### EXERCISE BRIEF
Could you write out the records below exactly as they appear?

### INPUT MATERIAL
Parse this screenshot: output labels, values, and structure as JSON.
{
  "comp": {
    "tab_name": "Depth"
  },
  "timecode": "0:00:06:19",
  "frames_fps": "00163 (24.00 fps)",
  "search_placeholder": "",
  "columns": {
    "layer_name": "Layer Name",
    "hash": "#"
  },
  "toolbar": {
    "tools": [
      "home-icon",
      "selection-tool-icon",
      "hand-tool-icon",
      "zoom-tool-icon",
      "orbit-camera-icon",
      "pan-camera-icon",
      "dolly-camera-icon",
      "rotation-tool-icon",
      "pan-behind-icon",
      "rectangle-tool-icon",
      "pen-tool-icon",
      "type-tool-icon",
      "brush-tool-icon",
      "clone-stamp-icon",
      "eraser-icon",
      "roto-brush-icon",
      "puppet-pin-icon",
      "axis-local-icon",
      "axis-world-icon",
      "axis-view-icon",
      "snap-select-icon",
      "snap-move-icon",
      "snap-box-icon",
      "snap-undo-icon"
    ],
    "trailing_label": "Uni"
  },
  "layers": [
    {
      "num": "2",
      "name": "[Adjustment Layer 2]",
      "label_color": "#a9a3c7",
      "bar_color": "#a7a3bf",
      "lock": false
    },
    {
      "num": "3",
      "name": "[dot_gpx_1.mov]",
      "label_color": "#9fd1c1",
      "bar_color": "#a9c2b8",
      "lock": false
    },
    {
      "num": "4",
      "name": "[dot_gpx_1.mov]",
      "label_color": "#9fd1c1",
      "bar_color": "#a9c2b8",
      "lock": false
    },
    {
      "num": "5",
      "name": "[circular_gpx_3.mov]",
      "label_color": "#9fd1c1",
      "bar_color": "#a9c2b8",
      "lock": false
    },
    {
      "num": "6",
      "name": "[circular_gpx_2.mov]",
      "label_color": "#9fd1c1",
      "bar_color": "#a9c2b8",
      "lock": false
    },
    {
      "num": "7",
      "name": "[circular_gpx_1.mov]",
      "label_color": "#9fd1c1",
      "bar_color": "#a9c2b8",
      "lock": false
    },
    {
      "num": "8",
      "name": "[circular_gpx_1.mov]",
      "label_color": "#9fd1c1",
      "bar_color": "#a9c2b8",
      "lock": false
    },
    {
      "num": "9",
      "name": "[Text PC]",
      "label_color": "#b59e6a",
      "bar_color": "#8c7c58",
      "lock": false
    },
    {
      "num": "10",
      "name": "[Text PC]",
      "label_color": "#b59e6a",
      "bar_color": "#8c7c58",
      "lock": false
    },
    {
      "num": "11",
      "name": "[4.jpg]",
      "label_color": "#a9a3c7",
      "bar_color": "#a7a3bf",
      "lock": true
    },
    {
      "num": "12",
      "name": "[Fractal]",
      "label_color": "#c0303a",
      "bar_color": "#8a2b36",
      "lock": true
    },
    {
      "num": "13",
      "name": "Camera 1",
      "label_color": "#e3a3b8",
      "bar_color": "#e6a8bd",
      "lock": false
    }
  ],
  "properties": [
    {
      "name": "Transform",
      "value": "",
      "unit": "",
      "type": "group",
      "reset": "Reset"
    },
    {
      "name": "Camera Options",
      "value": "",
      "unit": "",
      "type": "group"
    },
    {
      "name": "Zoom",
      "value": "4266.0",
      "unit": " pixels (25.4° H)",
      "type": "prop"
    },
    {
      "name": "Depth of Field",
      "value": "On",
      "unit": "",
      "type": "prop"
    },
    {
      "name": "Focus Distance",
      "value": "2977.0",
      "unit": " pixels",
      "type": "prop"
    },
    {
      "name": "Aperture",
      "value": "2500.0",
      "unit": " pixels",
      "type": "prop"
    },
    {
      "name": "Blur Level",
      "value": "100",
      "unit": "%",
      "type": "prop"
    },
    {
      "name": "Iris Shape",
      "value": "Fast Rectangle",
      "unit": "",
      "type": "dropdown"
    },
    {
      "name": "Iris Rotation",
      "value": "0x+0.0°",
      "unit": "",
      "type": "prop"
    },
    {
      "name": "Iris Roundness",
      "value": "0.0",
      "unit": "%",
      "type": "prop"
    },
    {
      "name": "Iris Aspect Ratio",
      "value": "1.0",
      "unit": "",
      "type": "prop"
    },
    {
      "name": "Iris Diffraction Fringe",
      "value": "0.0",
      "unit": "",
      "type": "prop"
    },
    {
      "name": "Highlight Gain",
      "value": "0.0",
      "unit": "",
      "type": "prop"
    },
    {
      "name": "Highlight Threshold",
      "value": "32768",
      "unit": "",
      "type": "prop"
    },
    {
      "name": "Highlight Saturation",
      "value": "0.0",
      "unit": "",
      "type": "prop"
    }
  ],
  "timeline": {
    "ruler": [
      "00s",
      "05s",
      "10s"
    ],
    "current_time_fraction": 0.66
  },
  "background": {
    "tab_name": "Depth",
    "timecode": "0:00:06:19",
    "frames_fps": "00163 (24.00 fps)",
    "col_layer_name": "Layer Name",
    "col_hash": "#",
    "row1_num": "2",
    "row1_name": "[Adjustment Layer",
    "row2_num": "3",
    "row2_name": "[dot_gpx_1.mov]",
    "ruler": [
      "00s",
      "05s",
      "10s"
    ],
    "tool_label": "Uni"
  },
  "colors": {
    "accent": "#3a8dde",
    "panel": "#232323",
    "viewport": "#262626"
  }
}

### COMPLETED EXERCISE
Parse this screenshot: output labels, values, and structure as JSON.
{
  "comp": {
    "tab_name": "Depth"
  },
  "timecode": "0:00:06:19",
  "frames_fps": "00163 (24.00 fps)",
  "search_placeholder": "",
  "columns": {
    "layer_name": "Layer Name",
    "hash": "#"
  },
  "toolbar": {
    "tools": [
      "home-icon",
      "selection-tool-icon",
      "hand-tool-icon",
      "zoom-tool-icon",
      "orbit-camera-icon",
      "pan-camera-icon",
      "dolly-camera-icon",
      "rotation-tool-icon",
      "pan-behind-icon",
      "rectangle-tool-icon",
      "pen-tool-icon",
      "type-tool-icon",
      "brush-tool-icon",
      "clone-stamp-icon",
      "eraser-icon",
      "roto-brush-icon",
      "puppet-pin-icon",
      "axis-local-icon",
      "axis-world-icon",
      "axis-view-icon",
      "snap-select-icon",
      "snap-move-icon",
      "snap-box-icon",
      "snap-undo-icon"
    ],
    "trailing_label": "Uni"
  },
  "layers": [
    {
      "num": "2",
      "name": "[Adjustment Layer 2]",
      "label_color": "#a9a3c7",
      "bar_color": "#a7a3bf",
      "lock": false
    },
    {
      "num": "3",
      "name": "[dot_gpx_1.mov]",
      "label_color": "#9fd1c1",
      "bar_color": "#a9c2b8",
      "lock": false
    },
    {
      "num": "4",
      "name": "[dot_gpx_1.mov]",
      "label_color": "#9fd1c1",
      "bar_color": "#a9c2b8",
      "lock": false
    },
    {
      "num": "5",
      "name": "[circular_gpx_3.mov]",
      "label_color": "#9fd1c1",
      "bar_color": "#a9c2b8",
      "lock": false
    },
    {
      "num": "6",
      "name": "[circular_gpx_2.mov]",
      "label_color": "#9fd1c1",
      "bar_color": "#a9c2b8",
      "lock": false
    },
    {
      "num": "7",
      "name": "[circular_gpx_1.mov]",
      "label_color": "#9fd1c1",
      "bar_color": "#a9c2b8",
      "lock": false
    },
    {
      "num": "8",
      "name": "[circular_gpx_1.mov]",
      "label_color": "#9fd1c1",
      "bar_color": "#a9c2b8",
      "lock": false
    },
    {
      "num": "9",
      "name": "[Text PC]",
      "label_color": "#b59e6a",
      "bar_color": "#8c7c58",
      "lock": false
    },
    {
      "num": "10",
      "name": "[Text PC]",
      "label_color": "#b59e6a",
      "bar_color": "#8c7c58",
      "lock": false
    },
    {
      "num": "11",
      "name": "[4.jpg]",
      "label_color": "#a9a3c7",
      "bar_color": "#a7a3bf",
      "lock": true
    },
    {
      "num": "12",
      "name": "[Fractal]",
      "label_color": "#c0303a",
      "bar_color": "#8a2b36",
      "lock": true
    },
    {
      "num": "13",
      "name": "Camera 1",
      "label_color": "#e3a3b8",
      "bar_color": "#e6a8bd",
      "lock": false
    }
  ],
  "properties": [
    {
      "name": "Transform",
      "value": "",
      "unit": "",
      "type": "group",
      "reset": "Reset"
    },
    {
      "name": "Camera Options",
      "value": "",
      "unit": "",
      "type": "group"
    },
    {
      "name": "Zoom",
      "value": "4266.0",
      "unit": " pixels (25.4° H)",
      "type": "prop"
    },
    {
      "name": "Depth of Field",
      "value": "On",
      "unit": "",
      "type": "prop"
    },
    {
      "name": "Focus Distance",
      "value": "2977.0",
      "unit": " pixels",
      "type": "prop"
    },
    {
      "name": "Aperture",
      "value": "2500.0",
      "unit": " pixels",
      "type": "prop"
    },
    {
      "name": "Blur Level",
      "value": "100",
      "unit": "%",
      "type": "prop"
    },
    {
      "name": "Iris Shape",
      "value": "Fast Rectangle",
      "unit": "",
      "type": "dropdown"
    },
    {
      "name": "Iris Rotation",
      "value": "0x+0.0°",
      "unit": "",
      "type": "prop"
    },
    {
      "name": "Iris Roundness",
      "value": "0.0",
      "unit": "%",
      "type": "prop"
    },
    {
      "name": "Iris Aspect Ratio",
      "value": "1.0",
      "unit": "",
      "type": "prop"
    },
    {
      "name": "Iris Diffraction Fringe",
      "value": "0.0",
      "unit": "",
      "type": "prop"
    },
    {
      "name": "Highlight Gain",
      "value": "0.0",
      "unit": "",
      "type": "prop"
    },
    {
      "name": "Highlight Threshold",
      "value": "32768",
      "unit": "",
      "type": "prop"
    },
    {
      "name": "Highlight Saturation",
      "value": "0.0",
      "unit": "",
      "type": "prop"
    }
  ],
  "timeline": {
    "ruler": [
      "00s",
      "05s",
      "10s"
    ],
    "current_time_fraction": 0.66
  },
  "background": {
    "tab_name": "Depth",
    "timecode": "0:00:06:19",
    "frames_fps": "00163 (24.00 fps)",
    "col_layer_name": "Layer Name",
    "col_hash": "#",
    "row1_num": "2",
    "row1_name": "[Adjustment Layer",
    "row2_num": "3",
    "row2_name": "[dot_gpx_1.mov]",
    "ruler": [
      "00s",
      "05s",
      "10s"
    ],
    "tool_label": "Uni"
  },
  "colors": {
    "accent": "#3a8dde",
    "panel": "#232323",
    "viewport": "#262626"
  }
}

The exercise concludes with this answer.